In any combination of the above embodiments of the computer-implemented method, the context brief is generated by substituting the data reference with the dynamic data to interleave the dynamic data within the content.

In any combination of the above embodiments of the computer-implemented method, the context brief includes an action recommended to be performed.

In any combination of the above embodiments of the computer-implemented method, the context template is identified by analyzing a plurality of stored context templates, wherein the stored context templates include corresponding content associated with organizational data.

In other embodiments, one or more computer storage media having computer-executable instructions embodied thereon that, when executed by one or more processors, cause the one or more processors to perform a method is provided. The method includes obtaining a context template associated with an intent, the context template including a data reference indicating a reference to structured data stored in a remote data store and including content providing context for the structured data. The method also includes using the context template to generate a context brief associated with the intent by obtaining the structured data using the data reference and interleaving the structured data with the content to provide context for the structured data. The method also includes generating a prompt to be input into a large language model, the prompt including the input data request and the context brief having the structured data interleaved with the content providing context for the structured data. The method further includes obtaining, as output from the large language model, a response relevant to the input data request based on the structured data and the content providing context for the structured data. Advantageously, the context brief provides a prose-forward approach to communicating structured data, thereby enabling a more accurate and tailored response.

- [Information supplied]:
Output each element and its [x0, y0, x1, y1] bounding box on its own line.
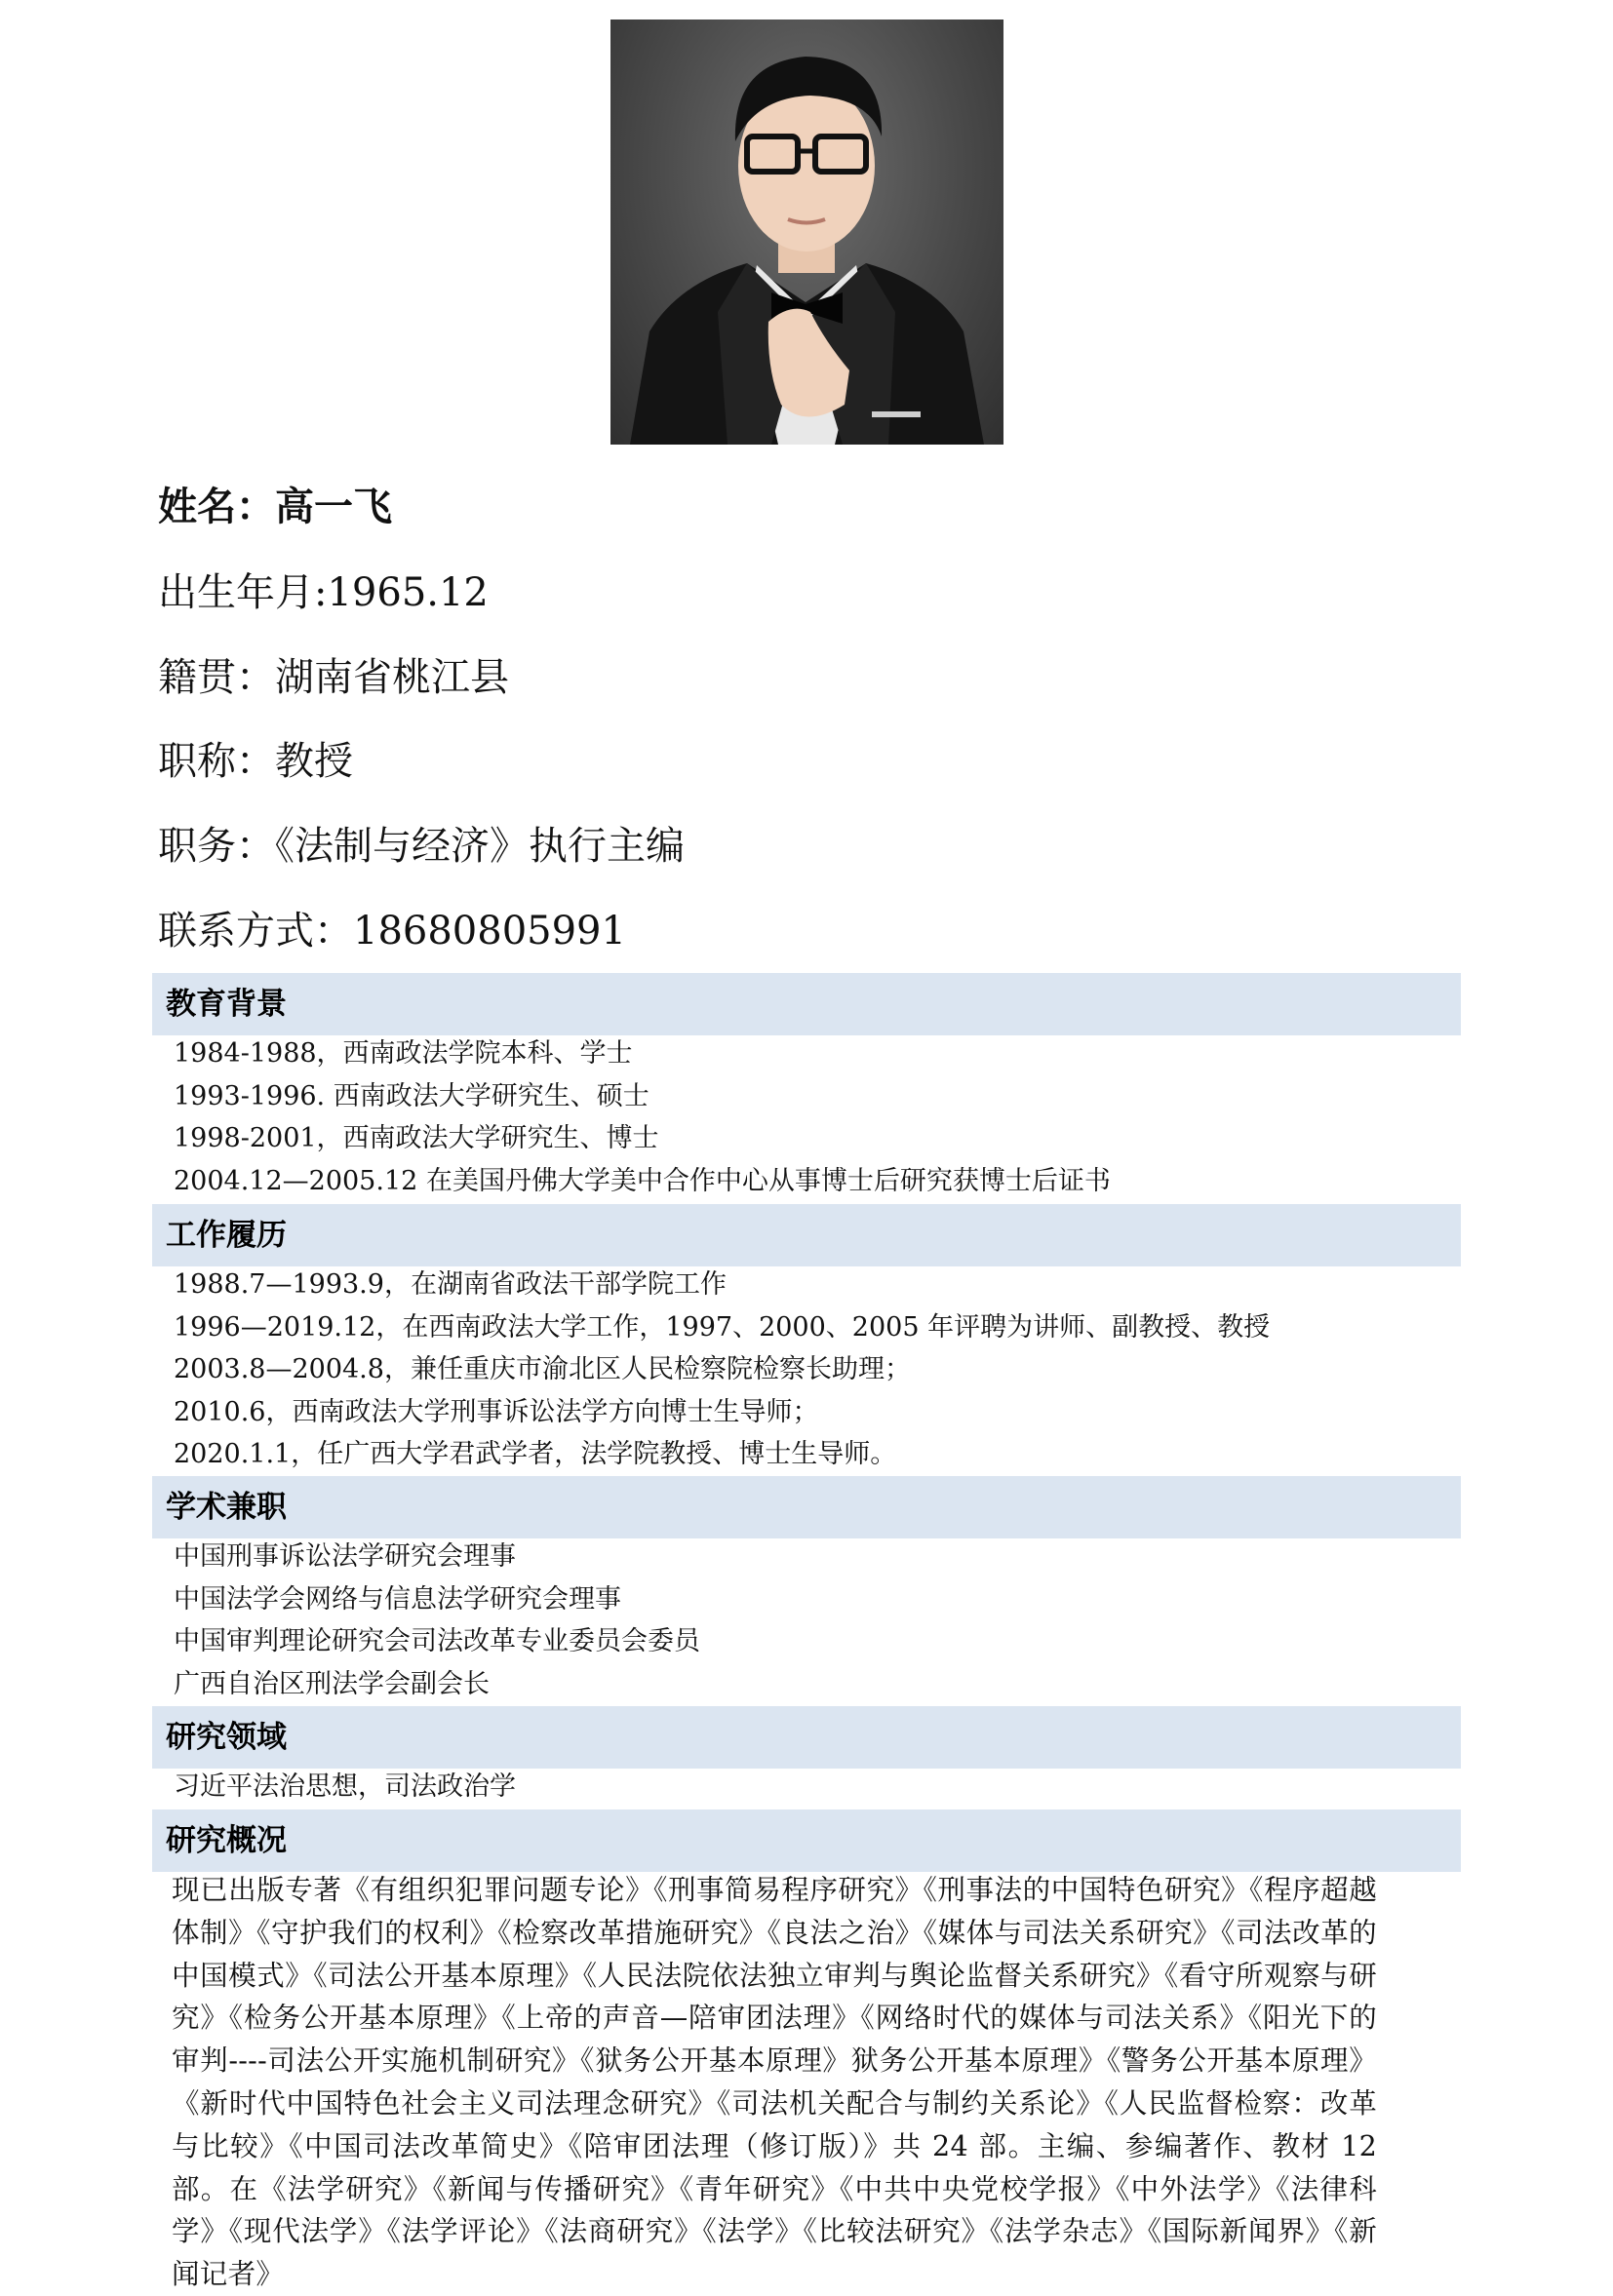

- [Instructions]:
A) List each step of the method described in the last paragraph of the passage on context briefs.
B) Carry on the passage on context briefs, beginning after its final sentence.
The material has nothing to do with the passage on context briefs.

- [Task responses]:
A)
- Obtaining a context template associated with an intent. The template includes a data reference to structured data stored in a remote data store, plus content providing context for that data.
- Using the context template to generate a context brief associated with the intent. This is done by obtaining the structured data through the data reference and interleaving it with the content.
- Generating a prompt to be input into a large language model. The prompt includes the input data request and the context brief with the structured data interleaved with the content.
- Obtaining, as output from the large language model, a response relevant to the input data request, based on the structured data and the content providing context for it.

B)
In any combination of the above embodiments of the media, wherein the prompt is generated in response to obtaining an input data request, and wherein the context brief included in the prompt is selected, from among a set of context briefs stored in a data store, based on the intent associated with the context brief matching a user intent associated with the input data request.

In any combination of the above embodiments of the media, the context brief is generated in response to obtaining an input data request associated with a user intent that matches the intent associated with the context template.

In any combination of the above embodiments of the media, the structured data is obtained using the data reference to execute an application programming interface (API) call or a query.

In any combination of the above embodiments of the media, the context brief is generated based on an expiration of a time duration.

Overview of Exemplary Operating Environments

Having briefly described an overview of aspects of the technology described herein, an exemplary operating environment in which aspects of the technology described herein may be implemented is described below in order to provide a general context for various aspects of the technology described herein.

Referring to the drawings in general, and to FIG. 9 in particular, an exemplary operating environment for implementing aspects of the technology described herein is shown and designated generally as computing device 900. Computing device 900 is just one example of a suitable computing environment and is not intended to suggest any limitation as to the scope of use or functionality of the technology described herein, and nor should the computing device 900 be interpreted as having any dependency or requirement relating to any one or combination of components illustrated.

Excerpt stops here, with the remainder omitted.